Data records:
↓

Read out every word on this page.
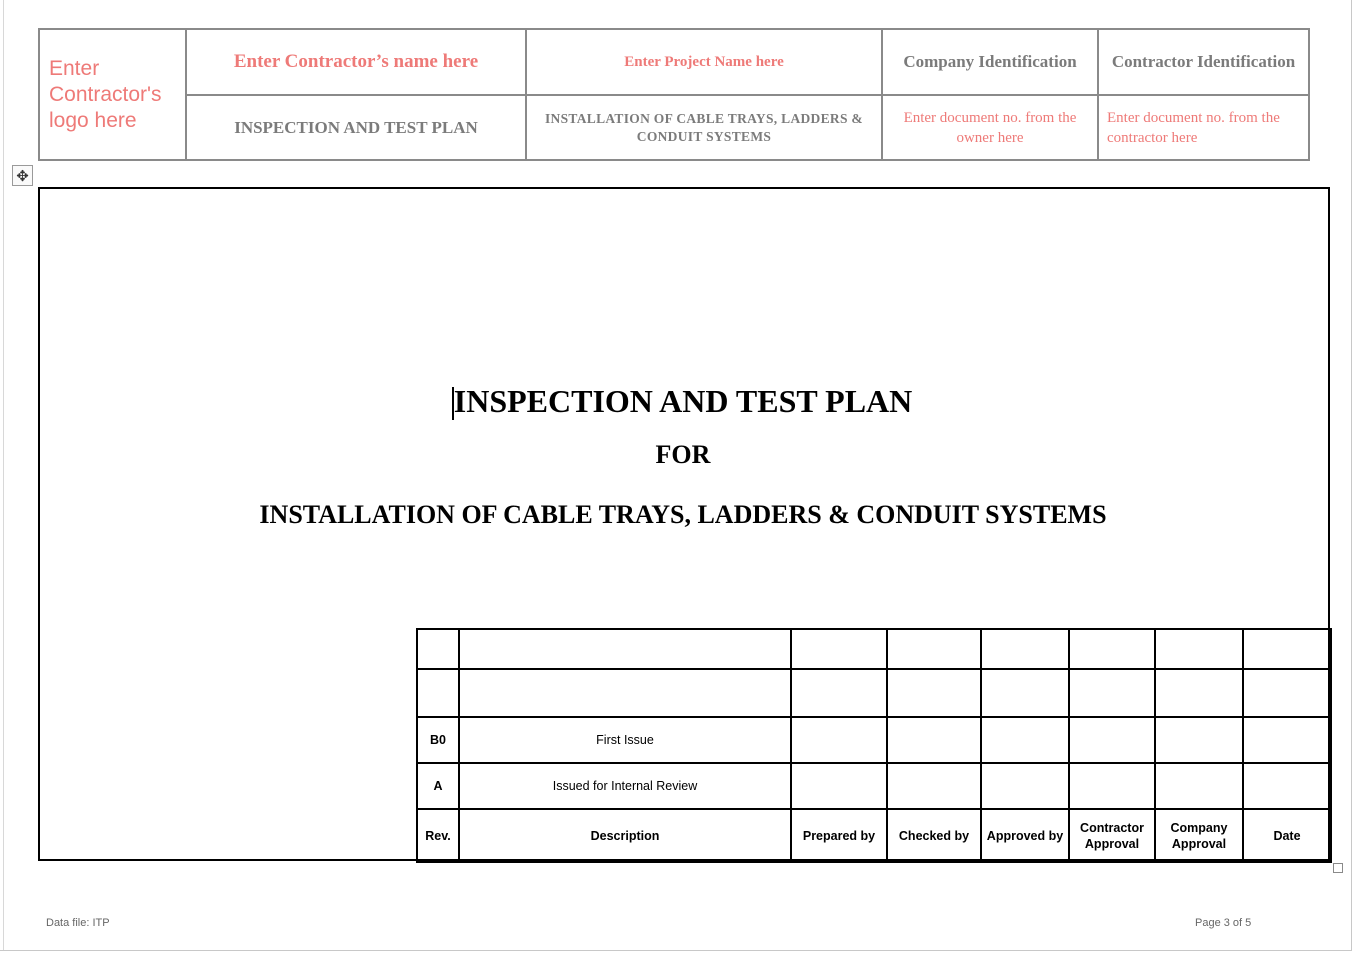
Enter Contractor's logo here	Enter Contractor’s name here	Enter Project Name here	Company Identification	Contractor Identification
	INSPECTION AND TEST PLAN	INSTALLATION OF CABLE TRAYS, LADDERS & CONDUIT SYSTEMS	Enter document no. from the owner here	Enter document no. from the contractor here
✥
INSPECTION AND TEST PLAN
FOR
INSTALLATION OF CABLE TRAYS, LADDERS & CONDUIT SYSTEMS

B0	First Issue						
A	Issued for Internal Review						
Rev.	Description	Prepared by	Checked by	Approved by	Contractor Approval	Company Approval	Date
Data file: ITP	Page 3 of 5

↑

STATED PROBLEM: Using the listing above, pick out each line that contains the word "LADDERS", then copy it.

REPLY TO THE EXERCISE:
	INSPECTION AND TEST PLAN	INSTALLATION OF CABLE TRAYS, LADDERS & CONDUIT SYSTEMS	Enter document no. from the owner here	Enter document no. from the contractor here
INSTALLATION OF CABLE TRAYS, LADDERS & CONDUIT SYSTEMS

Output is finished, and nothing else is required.